» Request
Output every line below exactly.

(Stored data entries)
>> start

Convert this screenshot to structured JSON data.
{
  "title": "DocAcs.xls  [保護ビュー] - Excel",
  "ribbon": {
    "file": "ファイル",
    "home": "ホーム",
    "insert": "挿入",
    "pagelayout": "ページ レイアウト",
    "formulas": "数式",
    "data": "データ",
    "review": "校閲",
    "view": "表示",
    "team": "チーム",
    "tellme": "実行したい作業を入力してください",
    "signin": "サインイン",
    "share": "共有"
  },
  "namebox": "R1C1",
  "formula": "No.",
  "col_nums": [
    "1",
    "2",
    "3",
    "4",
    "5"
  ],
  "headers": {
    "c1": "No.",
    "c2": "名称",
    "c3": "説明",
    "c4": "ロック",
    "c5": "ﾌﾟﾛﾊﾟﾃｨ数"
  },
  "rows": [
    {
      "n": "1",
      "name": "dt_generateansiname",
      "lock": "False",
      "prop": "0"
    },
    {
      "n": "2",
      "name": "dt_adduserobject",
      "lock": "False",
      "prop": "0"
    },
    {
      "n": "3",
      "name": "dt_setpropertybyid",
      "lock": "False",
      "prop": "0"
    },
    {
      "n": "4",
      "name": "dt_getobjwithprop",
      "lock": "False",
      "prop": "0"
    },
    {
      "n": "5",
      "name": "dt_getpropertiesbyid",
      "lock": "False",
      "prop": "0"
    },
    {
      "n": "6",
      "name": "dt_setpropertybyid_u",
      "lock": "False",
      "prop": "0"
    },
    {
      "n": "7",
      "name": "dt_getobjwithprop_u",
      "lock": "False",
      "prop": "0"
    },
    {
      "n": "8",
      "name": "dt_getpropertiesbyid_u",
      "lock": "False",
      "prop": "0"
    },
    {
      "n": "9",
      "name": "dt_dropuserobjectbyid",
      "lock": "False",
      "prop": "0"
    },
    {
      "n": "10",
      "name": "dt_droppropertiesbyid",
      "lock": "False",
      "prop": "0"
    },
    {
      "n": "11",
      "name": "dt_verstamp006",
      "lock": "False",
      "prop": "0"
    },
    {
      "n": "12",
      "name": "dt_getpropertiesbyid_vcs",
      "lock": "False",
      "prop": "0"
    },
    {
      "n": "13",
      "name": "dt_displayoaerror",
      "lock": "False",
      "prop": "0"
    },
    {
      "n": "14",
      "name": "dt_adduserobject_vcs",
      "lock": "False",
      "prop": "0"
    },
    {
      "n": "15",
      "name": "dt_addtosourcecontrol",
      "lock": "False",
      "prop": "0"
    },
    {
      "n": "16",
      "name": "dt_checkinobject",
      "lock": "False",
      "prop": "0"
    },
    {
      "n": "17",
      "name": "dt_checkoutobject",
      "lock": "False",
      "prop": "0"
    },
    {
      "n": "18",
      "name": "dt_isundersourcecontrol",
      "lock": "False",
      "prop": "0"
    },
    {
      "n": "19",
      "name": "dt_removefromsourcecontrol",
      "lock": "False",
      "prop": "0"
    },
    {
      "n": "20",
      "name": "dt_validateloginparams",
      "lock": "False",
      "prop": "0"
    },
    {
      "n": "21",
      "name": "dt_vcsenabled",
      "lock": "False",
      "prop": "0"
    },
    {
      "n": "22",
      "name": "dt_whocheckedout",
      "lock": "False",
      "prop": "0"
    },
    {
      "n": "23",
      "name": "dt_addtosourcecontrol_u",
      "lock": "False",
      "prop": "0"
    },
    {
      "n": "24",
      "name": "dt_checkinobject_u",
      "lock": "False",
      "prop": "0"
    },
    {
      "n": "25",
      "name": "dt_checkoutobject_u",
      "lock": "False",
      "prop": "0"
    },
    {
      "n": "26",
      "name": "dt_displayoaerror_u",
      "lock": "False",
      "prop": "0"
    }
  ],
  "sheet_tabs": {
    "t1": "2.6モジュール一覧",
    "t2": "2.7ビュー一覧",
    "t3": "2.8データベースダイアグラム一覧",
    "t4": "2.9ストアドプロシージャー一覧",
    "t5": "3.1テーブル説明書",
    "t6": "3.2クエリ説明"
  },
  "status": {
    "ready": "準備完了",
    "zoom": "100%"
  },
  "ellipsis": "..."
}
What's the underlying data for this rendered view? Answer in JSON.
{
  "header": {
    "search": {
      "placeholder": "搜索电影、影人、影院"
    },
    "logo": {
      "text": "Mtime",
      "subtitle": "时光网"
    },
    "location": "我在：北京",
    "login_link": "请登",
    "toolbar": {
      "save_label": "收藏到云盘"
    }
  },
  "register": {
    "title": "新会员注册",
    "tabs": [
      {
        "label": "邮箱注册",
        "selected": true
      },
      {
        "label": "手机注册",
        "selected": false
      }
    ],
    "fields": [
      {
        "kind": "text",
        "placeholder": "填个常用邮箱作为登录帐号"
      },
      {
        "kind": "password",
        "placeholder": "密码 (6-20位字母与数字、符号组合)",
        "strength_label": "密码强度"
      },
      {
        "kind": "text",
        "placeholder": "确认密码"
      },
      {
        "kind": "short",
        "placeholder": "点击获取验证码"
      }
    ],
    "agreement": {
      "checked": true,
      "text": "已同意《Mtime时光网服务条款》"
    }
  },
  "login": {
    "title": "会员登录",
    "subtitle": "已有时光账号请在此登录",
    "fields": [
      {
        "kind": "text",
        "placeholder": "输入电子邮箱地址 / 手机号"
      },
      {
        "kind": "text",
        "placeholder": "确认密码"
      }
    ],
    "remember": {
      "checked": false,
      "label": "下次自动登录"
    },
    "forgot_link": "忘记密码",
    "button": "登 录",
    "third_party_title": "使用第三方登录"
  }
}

>> end

» Finished exercise
Convert this screenshot to structured JSON data.
{
  "title": "DocAcs.xls  [保護ビュー] - Excel",
  "ribbon": {
    "file": "ファイル",
    "home": "ホーム",
    "insert": "挿入",
    "pagelayout": "ページ レイアウト",
    "formulas": "数式",
    "data": "データ",
    "review": "校閲",
    "view": "表示",
    "team": "チーム",
    "tellme": "実行したい作業を入力してください",
    "signin": "サインイン",
    "share": "共有"
  },
  "namebox": "R1C1",
  "formula": "No.",
  "col_nums": [
    "1",
    "2",
    "3",
    "4",
    "5"
  ],
  "headers": {
    "c1": "No.",
    "c2": "名称",
    "c3": "説明",
    "c4": "ロック",
    "c5": "ﾌﾟﾛﾊﾟﾃｨ数"
  },
  "rows": [
    {
      "n": "1",
      "name": "dt_generateansiname",
      "lock": "False",
      "prop": "0"
    },
    {
      "n": "2",
      "name": "dt_adduserobject",
      "lock": "False",
      "prop": "0"
    },
    {
      "n": "3",
      "name": "dt_setpropertybyid",
      "lock": "False",
      "prop": "0"
    },
    {
      "n": "4",
      "name": "dt_getobjwithprop",
      "lock": "False",
      "prop": "0"
    },
    {
      "n": "5",
      "name": "dt_getpropertiesbyid",
      "lock": "False",
      "prop": "0"
    },
    {
      "n": "6",
      "name": "dt_setpropertybyid_u",
      "lock": "False",
      "prop": "0"
    },
    {
      "n": "7",
      "name": "dt_getobjwithprop_u",
      "lock": "False",
      "prop": "0"
    },
    {
      "n": "8",
      "name": "dt_getpropertiesbyid_u",
      "lock": "False",
      "prop": "0"
    },
    {
      "n": "9",
      "name": "dt_dropuserobjectbyid",
      "lock": "False",
      "prop": "0"
    },
    {
      "n": "10",
      "name": "dt_droppropertiesbyid",
      "lock": "False",
      "prop": "0"
    },
    {
      "n": "11",
      "name": "dt_verstamp006",
      "lock": "False",
      "prop": "0"
    },
    {
      "n": "12",
      "name": "dt_getpropertiesbyid_vcs",
      "lock": "False",
      "prop": "0"
    },
    {
      "n": "13",
      "name": "dt_displayoaerror",
      "lock": "False",
      "prop": "0"
    },
    {
      "n": "14",
      "name": "dt_adduserobject_vcs",
      "lock": "False",
      "prop": "0"
    },
    {
      "n": "15",
      "name": "dt_addtosourcecontrol",
      "lock": "False",
      "prop": "0"
    },
    {
      "n": "16",
      "name": "dt_checkinobject",
      "lock": "False",
      "prop": "0"
    },
    {
      "n": "17",
      "name": "dt_checkoutobject",
      "lock": "False",
      "prop": "0"
    },
    {
      "n": "18",
      "name": "dt_isundersourcecontrol",
      "lock": "False",
      "prop": "0"
    },
    {
      "n": "19",
      "name": "dt_removefromsourcecontrol",
      "lock": "False",
      "prop": "0"
    },
    {
      "n": "20",
      "name": "dt_validateloginparams",
      "lock": "False",
      "prop": "0"
    },
    {
      "n": "21",
      "name": "dt_vcsenabled",
      "lock": "False",
      "prop": "0"
    },
    {
      "n": "22",
      "name": "dt_whocheckedout",
      "lock": "False",
      "prop": "0"
    },
    {
      "n": "23",
      "name": "dt_addtosourcecontrol_u",
      "lock": "False",
      "prop": "0"
    },
    {
      "n": "24",
      "name": "dt_checkinobject_u",
      "lock": "False",
      "prop": "0"
    },
    {
      "n": "25",
      "name": "dt_checkoutobject_u",
      "lock": "False",
      "prop": "0"
    },
    {
      "n": "26",
      "name": "dt_displayoaerror_u",
      "lock": "False",
      "prop": "0"
    }
  ],
  "sheet_tabs": {
    "t1": "2.6モジュール一覧",
    "t2": "2.7ビュー一覧",
    "t3": "2.8データベースダイアグラム一覧",
    "t4": "2.9ストアドプロシージャー一覧",
    "t5": "3.1テーブル説明書",
    "t6": "3.2クエリ説明"
  },
  "status": {
    "ready": "準備完了",
    "zoom": "100%"
  },
  "ellipsis": "..."
}
What's the underlying data for this rendered view? Answer in JSON.
{
  "header": {
    "search": {
      "placeholder": "搜索电影、影人、影院"
    },
    "logo": {
      "text": "Mtime",
      "subtitle": "时光网"
    },
    "location": "我在：北京",
    "login_link": "请登",
    "toolbar": {
      "save_label": "收藏到云盘"
    }
  },
  "register": {
    "title": "新会员注册",
    "tabs": [
      {
        "label": "邮箱注册",
        "selected": true
      },
      {
        "label": "手机注册",
        "selected": false
      }
    ],
    "fields": [
      {
        "kind": "text",
        "placeholder": "填个常用邮箱作为登录帐号"
      },
      {
        "kind": "password",
        "placeholder": "密码 (6-20位字母与数字、符号组合)",
        "strength_label": "密码强度"
      },
      {
        "kind": "text",
        "placeholder": "确认密码"
      },
      {
        "kind": "short",
        "placeholder": "点击获取验证码"
      }
    ],
    "agreement": {
      "checked": true,
      "text": "已同意《Mtime时光网服务条款》"
    }
  },
  "login": {
    "title": "会员登录",
    "subtitle": "已有时光账号请在此登录",
    "fields": [
      {
        "kind": "text",
        "placeholder": "输入电子邮箱地址 / 手机号"
      },
      {
        "kind": "text",
        "placeholder": "确认密码"
      }
    ],
    "remember": {
      "checked": false,
      "label": "下次自动登录"
    },
    "forgot_link": "忘记密码",
    "button": "登 录",
    "third_party_title": "使用第三方登录"
  }
}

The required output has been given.